Directive
Quote every line as given.

Material

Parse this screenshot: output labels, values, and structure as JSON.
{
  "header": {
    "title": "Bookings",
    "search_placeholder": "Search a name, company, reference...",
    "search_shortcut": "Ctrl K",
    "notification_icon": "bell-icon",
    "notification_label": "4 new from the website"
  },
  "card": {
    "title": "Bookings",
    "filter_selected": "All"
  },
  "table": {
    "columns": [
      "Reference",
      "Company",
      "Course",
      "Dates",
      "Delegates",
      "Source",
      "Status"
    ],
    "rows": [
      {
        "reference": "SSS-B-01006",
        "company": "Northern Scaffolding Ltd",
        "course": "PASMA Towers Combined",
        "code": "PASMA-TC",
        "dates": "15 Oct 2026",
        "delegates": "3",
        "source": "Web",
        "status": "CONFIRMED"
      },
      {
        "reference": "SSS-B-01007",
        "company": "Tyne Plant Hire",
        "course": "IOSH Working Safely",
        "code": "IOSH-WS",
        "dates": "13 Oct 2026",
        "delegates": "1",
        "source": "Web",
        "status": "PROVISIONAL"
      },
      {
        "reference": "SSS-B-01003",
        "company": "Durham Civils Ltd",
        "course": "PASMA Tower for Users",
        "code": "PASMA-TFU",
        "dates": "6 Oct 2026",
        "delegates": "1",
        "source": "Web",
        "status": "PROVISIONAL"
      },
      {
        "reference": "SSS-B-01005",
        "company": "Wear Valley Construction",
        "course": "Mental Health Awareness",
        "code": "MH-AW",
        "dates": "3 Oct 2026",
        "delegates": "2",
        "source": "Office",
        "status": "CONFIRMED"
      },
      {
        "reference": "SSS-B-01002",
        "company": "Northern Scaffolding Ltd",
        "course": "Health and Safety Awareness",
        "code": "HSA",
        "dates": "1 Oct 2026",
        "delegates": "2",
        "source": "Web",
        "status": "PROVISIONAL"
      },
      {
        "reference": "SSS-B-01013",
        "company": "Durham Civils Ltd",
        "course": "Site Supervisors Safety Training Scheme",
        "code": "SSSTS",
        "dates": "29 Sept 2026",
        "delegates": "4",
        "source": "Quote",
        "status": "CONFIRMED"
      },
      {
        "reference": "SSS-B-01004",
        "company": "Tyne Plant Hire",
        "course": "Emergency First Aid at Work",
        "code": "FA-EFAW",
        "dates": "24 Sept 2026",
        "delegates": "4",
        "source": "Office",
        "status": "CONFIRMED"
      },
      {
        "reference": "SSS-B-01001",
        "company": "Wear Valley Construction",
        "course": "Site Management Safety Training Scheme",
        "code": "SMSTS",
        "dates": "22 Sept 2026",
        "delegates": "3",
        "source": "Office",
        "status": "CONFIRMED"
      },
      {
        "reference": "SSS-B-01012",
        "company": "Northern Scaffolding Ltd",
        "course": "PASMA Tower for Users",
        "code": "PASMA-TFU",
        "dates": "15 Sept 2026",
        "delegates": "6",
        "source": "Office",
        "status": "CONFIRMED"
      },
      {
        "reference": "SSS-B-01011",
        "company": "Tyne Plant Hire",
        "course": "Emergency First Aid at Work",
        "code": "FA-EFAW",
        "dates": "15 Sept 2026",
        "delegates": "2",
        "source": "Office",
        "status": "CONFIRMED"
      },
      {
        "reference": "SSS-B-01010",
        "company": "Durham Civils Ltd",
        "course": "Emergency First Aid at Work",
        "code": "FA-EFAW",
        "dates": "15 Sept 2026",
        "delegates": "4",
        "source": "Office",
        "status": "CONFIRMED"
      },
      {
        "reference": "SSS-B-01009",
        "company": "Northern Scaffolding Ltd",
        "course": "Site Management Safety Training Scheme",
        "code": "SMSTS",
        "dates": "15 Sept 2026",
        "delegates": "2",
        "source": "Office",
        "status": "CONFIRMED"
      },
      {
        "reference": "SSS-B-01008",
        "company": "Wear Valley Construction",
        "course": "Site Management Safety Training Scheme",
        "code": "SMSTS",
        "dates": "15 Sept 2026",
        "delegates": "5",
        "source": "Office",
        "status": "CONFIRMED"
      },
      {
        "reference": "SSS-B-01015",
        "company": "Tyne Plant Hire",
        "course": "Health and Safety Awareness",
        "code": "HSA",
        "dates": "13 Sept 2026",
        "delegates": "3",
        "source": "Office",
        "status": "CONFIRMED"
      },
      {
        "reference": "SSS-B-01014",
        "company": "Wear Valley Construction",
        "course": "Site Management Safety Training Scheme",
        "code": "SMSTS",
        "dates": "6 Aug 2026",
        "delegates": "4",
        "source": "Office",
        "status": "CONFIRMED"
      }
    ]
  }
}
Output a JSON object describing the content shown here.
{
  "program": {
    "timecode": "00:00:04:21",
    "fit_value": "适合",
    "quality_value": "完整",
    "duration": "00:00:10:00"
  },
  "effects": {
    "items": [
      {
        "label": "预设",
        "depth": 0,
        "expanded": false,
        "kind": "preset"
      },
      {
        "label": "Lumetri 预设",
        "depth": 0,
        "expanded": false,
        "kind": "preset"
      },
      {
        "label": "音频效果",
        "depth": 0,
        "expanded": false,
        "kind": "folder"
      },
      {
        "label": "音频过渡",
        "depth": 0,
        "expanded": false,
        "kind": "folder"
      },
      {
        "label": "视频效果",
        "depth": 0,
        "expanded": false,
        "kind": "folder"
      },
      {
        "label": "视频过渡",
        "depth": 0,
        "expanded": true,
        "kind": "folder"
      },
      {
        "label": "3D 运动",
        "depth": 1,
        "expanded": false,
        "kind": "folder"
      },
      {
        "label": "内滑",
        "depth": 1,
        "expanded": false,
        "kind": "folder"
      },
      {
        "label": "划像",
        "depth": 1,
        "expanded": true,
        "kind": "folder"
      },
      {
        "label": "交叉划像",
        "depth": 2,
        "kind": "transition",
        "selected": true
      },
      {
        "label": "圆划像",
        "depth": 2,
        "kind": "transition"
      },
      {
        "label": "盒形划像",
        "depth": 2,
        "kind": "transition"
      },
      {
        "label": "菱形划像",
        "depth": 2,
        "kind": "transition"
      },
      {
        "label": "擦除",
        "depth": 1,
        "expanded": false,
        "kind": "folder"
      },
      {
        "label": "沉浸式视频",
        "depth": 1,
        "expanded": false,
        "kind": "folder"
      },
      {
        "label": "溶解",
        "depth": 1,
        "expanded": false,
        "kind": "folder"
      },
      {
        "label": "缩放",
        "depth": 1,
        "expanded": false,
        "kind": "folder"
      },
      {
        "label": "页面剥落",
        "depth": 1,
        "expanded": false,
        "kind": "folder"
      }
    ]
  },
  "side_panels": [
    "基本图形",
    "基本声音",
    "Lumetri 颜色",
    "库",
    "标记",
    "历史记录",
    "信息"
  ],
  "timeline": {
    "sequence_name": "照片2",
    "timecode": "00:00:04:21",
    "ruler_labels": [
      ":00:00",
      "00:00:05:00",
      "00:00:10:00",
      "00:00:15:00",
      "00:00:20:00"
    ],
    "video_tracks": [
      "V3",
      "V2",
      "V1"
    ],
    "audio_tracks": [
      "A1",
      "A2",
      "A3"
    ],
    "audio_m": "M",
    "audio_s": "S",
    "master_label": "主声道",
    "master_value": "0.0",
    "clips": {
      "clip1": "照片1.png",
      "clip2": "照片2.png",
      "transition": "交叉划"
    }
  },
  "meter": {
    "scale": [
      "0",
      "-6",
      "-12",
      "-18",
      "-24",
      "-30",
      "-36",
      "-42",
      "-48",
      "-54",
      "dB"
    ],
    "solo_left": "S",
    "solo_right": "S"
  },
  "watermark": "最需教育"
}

Response to the task
Parse this screenshot: output labels, values, and structure as JSON.
{
  "header": {
    "title": "Bookings",
    "search_placeholder": "Search a name, company, reference...",
    "search_shortcut": "Ctrl K",
    "notification_icon": "bell-icon",
    "notification_label": "4 new from the website"
  },
  "card": {
    "title": "Bookings",
    "filter_selected": "All"
  },
  "table": {
    "columns": [
      "Reference",
      "Company",
      "Course",
      "Dates",
      "Delegates",
      "Source",
      "Status"
    ],
    "rows": [
      {
        "reference": "SSS-B-01006",
        "company": "Northern Scaffolding Ltd",
        "course": "PASMA Towers Combined",
        "code": "PASMA-TC",
        "dates": "15 Oct 2026",
        "delegates": "3",
        "source": "Web",
        "status": "CONFIRMED"
      },
      {
        "reference": "SSS-B-01007",
        "company": "Tyne Plant Hire",
        "course": "IOSH Working Safely",
        "code": "IOSH-WS",
        "dates": "13 Oct 2026",
        "delegates": "1",
        "source": "Web",
        "status": "PROVISIONAL"
      },
      {
        "reference": "SSS-B-01003",
        "company": "Durham Civils Ltd",
        "course": "PASMA Tower for Users",
        "code": "PASMA-TFU",
        "dates": "6 Oct 2026",
        "delegates": "1",
        "source": "Web",
        "status": "PROVISIONAL"
      },
      {
        "reference": "SSS-B-01005",
        "company": "Wear Valley Construction",
        "course": "Mental Health Awareness",
        "code": "MH-AW",
        "dates": "3 Oct 2026",
        "delegates": "2",
        "source": "Office",
        "status": "CONFIRMED"
      },
      {
        "reference": "SSS-B-01002",
        "company": "Northern Scaffolding Ltd",
        "course": "Health and Safety Awareness",
        "code": "HSA",
        "dates": "1 Oct 2026",
        "delegates": "2",
        "source": "Web",
        "status": "PROVISIONAL"
      },
      {
        "reference": "SSS-B-01013",
        "company": "Durham Civils Ltd",
        "course": "Site Supervisors Safety Training Scheme",
        "code": "SSSTS",
        "dates": "29 Sept 2026",
        "delegates": "4",
        "source": "Quote",
        "status": "CONFIRMED"
      },
      {
        "reference": "SSS-B-01004",
        "company": "Tyne Plant Hire",
        "course": "Emergency First Aid at Work",
        "code": "FA-EFAW",
        "dates": "24 Sept 2026",
        "delegates": "4",
        "source": "Office",
        "status": "CONFIRMED"
      },
      {
        "reference": "SSS-B-01001",
        "company": "Wear Valley Construction",
        "course": "Site Management Safety Training Scheme",
        "code": "SMSTS",
        "dates": "22 Sept 2026",
        "delegates": "3",
        "source": "Office",
        "status": "CONFIRMED"
      },
      {
        "reference": "SSS-B-01012",
        "company": "Northern Scaffolding Ltd",
        "course": "PASMA Tower for Users",
        "code": "PASMA-TFU",
        "dates": "15 Sept 2026",
        "delegates": "6",
        "source": "Office",
        "status": "CONFIRMED"
      },
      {
        "reference": "SSS-B-01011",
        "company": "Tyne Plant Hire",
        "course": "Emergency First Aid at Work",
        "code": "FA-EFAW",
        "dates": "15 Sept 2026",
        "delegates": "2",
        "source": "Office",
        "status": "CONFIRMED"
      },
      {
        "reference": "SSS-B-01010",
        "company": "Durham Civils Ltd",
        "course": "Emergency First Aid at Work",
        "code": "FA-EFAW",
        "dates": "15 Sept 2026",
        "delegates": "4",
        "source": "Office",
        "status": "CONFIRMED"
      },
      {
        "reference": "SSS-B-01009",
        "company": "Northern Scaffolding Ltd",
        "course": "Site Management Safety Training Scheme",
        "code": "SMSTS",
        "dates": "15 Sept 2026",
        "delegates": "2",
        "source": "Office",
        "status": "CONFIRMED"
      },
      {
        "reference": "SSS-B-01008",
        "company": "Wear Valley Construction",
        "course": "Site Management Safety Training Scheme",
        "code": "SMSTS",
        "dates": "15 Sept 2026",
        "delegates": "5",
        "source": "Office",
        "status": "CONFIRMED"
      },
      {
        "reference": "SSS-B-01015",
        "company": "Tyne Plant Hire",
        "course": "Health and Safety Awareness",
        "code": "HSA",
        "dates": "13 Sept 2026",
        "delegates": "3",
        "source": "Office",
        "status": "CONFIRMED"
      },
      {
        "reference": "SSS-B-01014",
        "company": "Wear Valley Construction",
        "course": "Site Management Safety Training Scheme",
        "code": "SMSTS",
        "dates": "6 Aug 2026",
        "delegates": "4",
        "source": "Office",
        "status": "CONFIRMED"
      }
    ]
  }
}
Output a JSON object describing the content shown here.
{
  "program": {
    "timecode": "00:00:04:21",
    "fit_value": "适合",
    "quality_value": "完整",
    "duration": "00:00:10:00"
  },
  "effects": {
    "items": [
      {
        "label": "预设",
        "depth": 0,
        "expanded": false,
        "kind": "preset"
      },
      {
        "label": "Lumetri 预设",
        "depth": 0,
        "expanded": false,
        "kind": "preset"
      },
      {
        "label": "音频效果",
        "depth": 0,
        "expanded": false,
        "kind": "folder"
      },
      {
        "label": "音频过渡",
        "depth": 0,
        "expanded": false,
        "kind": "folder"
      },
      {
        "label": "视频效果",
        "depth": 0,
        "expanded": false,
        "kind": "folder"
      },
      {
        "label": "视频过渡",
        "depth": 0,
        "expanded": true,
        "kind": "folder"
      },
      {
        "label": "3D 运动",
        "depth": 1,
        "expanded": false,
        "kind": "folder"
      },
      {
        "label": "内滑",
        "depth": 1,
        "expanded": false,
        "kind": "folder"
      },
      {
        "label": "划像",
        "depth": 1,
        "expanded": true,
        "kind": "folder"
      },
      {
        "label": "交叉划像",
        "depth": 2,
        "kind": "transition",
        "selected": true
      },
      {
        "label": "圆划像",
        "depth": 2,
        "kind": "transition"
      },
      {
        "label": "盒形划像",
        "depth": 2,
        "kind": "transition"
      },
      {
        "label": "菱形划像",
        "depth": 2,
        "kind": "transition"
      },
      {
        "label": "擦除",
        "depth": 1,
        "expanded": false,
        "kind": "folder"
      },
      {
        "label": "沉浸式视频",
        "depth": 1,
        "expanded": false,
        "kind": "folder"
      },
      {
        "label": "溶解",
        "depth": 1,
        "expanded": false,
        "kind": "folder"
      },
      {
        "label": "缩放",
        "depth": 1,
        "expanded": false,
        "kind": "folder"
      },
      {
        "label": "页面剥落",
        "depth": 1,
        "expanded": false,
        "kind": "folder"
      }
    ]
  },
  "side_panels": [
    "基本图形",
    "基本声音",
    "Lumetri 颜色",
    "库",
    "标记",
    "历史记录",
    "信息"
  ],
  "timeline": {
    "sequence_name": "照片2",
    "timecode": "00:00:04:21",
    "ruler_labels": [
      ":00:00",
      "00:00:05:00",
      "00:00:10:00",
      "00:00:15:00",
      "00:00:20:00"
    ],
    "video_tracks": [
      "V3",
      "V2",
      "V1"
    ],
    "audio_tracks": [
      "A1",
      "A2",
      "A3"
    ],
    "audio_m": "M",
    "audio_s": "S",
    "master_label": "主声道",
    "master_value": "0.0",
    "clips": {
      "clip1": "照片1.png",
      "clip2": "照片2.png",
      "transition": "交叉划"
    }
  },
  "meter": {
    "scale": [
      "0",
      "-6",
      "-12",
      "-18",
      "-24",
      "-30",
      "-36",
      "-42",
      "-48",
      "-54",
      "dB"
    ],
    "solo_left": "S",
    "solo_right": "S"
  },
  "watermark": "最需教育"
}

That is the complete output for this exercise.